◆ YOUR GOAL
Convert the rows below into a JSON list of strings with one string per line and no blank lines. Begin at the first line of the rows and stop after the line that contains "bar xyxy=(2,344,4,349)".

◆ DATA SUPPLIED
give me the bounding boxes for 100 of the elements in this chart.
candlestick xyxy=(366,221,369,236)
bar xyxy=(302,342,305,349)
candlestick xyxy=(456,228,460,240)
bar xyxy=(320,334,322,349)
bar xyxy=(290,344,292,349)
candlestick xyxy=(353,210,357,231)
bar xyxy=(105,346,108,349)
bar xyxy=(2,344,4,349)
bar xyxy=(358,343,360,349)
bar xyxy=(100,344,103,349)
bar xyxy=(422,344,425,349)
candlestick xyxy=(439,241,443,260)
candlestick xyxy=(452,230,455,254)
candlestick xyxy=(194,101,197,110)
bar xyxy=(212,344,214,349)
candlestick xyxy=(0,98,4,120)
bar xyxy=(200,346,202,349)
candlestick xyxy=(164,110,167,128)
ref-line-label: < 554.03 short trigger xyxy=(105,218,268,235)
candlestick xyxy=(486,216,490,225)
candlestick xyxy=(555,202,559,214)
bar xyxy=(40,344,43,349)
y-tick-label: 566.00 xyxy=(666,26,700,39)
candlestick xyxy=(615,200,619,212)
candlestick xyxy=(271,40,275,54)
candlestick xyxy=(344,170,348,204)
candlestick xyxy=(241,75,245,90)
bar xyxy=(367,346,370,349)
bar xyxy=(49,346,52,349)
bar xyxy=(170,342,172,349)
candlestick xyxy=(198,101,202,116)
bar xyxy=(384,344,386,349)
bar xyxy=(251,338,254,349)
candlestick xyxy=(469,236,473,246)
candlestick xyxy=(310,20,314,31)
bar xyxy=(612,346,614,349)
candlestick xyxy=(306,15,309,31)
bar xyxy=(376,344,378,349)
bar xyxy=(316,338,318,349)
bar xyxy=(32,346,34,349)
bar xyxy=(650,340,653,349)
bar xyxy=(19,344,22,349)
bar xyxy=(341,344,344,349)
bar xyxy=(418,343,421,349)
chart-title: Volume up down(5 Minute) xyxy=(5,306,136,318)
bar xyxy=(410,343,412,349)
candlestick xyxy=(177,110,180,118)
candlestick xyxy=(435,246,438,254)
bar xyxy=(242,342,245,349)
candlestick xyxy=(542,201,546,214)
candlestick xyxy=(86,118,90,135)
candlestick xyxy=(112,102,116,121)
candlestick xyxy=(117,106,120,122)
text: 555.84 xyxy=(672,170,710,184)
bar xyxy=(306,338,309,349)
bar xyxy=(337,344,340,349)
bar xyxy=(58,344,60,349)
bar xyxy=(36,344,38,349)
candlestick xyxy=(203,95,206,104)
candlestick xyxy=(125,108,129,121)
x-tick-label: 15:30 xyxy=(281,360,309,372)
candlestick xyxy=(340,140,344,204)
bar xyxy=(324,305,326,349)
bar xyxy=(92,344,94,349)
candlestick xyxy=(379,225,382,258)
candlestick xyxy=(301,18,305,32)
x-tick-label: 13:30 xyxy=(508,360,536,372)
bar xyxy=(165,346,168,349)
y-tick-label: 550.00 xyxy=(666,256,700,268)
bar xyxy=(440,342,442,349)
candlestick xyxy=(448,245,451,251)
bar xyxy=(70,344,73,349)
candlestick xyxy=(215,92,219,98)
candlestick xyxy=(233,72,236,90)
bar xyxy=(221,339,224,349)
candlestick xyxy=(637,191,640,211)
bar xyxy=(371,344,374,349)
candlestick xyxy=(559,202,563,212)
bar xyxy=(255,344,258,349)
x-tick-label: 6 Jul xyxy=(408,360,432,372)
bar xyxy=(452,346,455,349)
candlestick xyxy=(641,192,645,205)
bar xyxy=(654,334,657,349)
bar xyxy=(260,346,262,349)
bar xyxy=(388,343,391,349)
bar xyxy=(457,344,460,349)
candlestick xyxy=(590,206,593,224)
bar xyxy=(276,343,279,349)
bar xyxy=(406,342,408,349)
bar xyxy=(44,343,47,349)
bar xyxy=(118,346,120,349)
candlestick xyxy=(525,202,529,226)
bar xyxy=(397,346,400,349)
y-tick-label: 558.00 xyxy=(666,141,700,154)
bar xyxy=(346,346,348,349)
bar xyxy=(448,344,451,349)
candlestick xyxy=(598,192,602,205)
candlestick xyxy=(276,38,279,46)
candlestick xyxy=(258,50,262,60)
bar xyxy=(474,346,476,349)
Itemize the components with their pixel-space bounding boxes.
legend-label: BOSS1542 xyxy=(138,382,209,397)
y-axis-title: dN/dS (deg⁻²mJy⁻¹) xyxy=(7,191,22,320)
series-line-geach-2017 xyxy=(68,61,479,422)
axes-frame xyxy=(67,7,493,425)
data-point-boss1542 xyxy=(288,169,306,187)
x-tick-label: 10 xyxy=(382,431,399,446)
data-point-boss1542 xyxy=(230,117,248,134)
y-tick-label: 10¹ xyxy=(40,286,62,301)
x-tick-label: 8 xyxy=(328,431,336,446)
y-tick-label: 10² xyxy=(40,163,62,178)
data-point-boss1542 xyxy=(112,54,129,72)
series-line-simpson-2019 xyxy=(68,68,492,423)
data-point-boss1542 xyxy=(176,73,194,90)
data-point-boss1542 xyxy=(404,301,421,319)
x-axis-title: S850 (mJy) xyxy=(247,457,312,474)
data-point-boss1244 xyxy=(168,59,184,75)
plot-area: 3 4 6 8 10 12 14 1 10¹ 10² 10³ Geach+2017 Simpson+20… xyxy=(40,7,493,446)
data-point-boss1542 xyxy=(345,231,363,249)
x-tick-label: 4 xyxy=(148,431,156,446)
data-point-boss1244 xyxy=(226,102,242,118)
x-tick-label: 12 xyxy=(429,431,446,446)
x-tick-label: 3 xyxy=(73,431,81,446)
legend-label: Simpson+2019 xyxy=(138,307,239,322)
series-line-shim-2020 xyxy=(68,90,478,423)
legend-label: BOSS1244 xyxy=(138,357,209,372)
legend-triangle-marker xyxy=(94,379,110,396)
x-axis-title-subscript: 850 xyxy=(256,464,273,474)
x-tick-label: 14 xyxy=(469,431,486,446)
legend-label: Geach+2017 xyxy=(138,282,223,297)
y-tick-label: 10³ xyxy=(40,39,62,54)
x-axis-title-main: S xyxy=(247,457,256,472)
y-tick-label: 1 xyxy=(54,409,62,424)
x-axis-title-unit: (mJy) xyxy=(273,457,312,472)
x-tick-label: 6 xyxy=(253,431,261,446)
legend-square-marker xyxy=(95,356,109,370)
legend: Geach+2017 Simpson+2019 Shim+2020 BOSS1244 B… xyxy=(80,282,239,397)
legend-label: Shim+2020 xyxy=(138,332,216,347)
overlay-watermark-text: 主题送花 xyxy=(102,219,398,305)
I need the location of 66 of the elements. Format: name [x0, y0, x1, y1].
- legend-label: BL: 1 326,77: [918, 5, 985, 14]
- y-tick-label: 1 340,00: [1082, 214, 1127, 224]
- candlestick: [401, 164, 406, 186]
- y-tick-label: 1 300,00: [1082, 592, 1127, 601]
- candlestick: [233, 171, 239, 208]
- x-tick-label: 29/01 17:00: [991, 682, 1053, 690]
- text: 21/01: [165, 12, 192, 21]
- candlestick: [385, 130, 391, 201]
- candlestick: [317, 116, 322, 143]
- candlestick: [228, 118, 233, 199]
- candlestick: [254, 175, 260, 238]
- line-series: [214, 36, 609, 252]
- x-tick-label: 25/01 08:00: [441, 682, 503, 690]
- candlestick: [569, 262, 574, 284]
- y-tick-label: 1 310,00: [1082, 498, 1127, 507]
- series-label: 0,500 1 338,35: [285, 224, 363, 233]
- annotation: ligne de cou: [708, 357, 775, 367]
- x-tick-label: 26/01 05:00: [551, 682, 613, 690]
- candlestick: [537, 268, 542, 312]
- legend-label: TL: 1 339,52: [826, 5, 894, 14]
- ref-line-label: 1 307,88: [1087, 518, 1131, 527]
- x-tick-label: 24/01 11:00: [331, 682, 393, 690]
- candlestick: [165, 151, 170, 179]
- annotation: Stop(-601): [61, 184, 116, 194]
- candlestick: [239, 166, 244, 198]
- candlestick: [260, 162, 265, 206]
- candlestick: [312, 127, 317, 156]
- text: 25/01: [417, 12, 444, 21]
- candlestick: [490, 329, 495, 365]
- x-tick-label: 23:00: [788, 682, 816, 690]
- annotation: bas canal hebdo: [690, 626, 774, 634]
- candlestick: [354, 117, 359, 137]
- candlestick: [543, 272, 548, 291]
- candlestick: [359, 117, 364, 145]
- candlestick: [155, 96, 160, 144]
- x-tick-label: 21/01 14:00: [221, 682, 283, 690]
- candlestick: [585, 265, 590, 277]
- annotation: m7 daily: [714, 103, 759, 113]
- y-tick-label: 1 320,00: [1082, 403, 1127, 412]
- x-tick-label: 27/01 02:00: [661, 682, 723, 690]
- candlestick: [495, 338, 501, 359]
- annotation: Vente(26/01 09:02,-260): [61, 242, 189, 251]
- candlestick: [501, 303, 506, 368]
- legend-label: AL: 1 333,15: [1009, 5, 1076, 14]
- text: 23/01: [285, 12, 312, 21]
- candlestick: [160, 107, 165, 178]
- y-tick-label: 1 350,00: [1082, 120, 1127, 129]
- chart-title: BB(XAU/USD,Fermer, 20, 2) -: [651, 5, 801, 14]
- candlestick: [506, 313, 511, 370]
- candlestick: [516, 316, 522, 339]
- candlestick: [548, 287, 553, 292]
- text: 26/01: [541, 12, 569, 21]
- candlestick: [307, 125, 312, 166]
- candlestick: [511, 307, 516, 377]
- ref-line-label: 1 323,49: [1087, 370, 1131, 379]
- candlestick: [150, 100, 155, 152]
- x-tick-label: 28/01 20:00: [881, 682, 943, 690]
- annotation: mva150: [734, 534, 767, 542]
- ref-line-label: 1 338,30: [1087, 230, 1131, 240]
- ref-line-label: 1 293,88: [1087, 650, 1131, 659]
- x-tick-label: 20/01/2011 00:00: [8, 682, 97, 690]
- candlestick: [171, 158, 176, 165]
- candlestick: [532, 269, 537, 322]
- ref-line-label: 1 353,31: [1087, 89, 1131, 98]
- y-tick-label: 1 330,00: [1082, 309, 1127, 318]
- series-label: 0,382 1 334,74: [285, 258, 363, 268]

◆ EXERCISE RESULT
[
  "give me the bounding boxes for 100 of the elements in this chart.",
  "candlestick xyxy=(366,221,369,236)",
  "bar xyxy=(302,342,305,349)",
  "candlestick xyxy=(456,228,460,240)",
  "bar xyxy=(320,334,322,349)",
  "bar xyxy=(290,344,292,349)",
  "candlestick xyxy=(353,210,357,231)",
  "bar xyxy=(105,346,108,349)",
  "bar xyxy=(2,344,4,349)"
]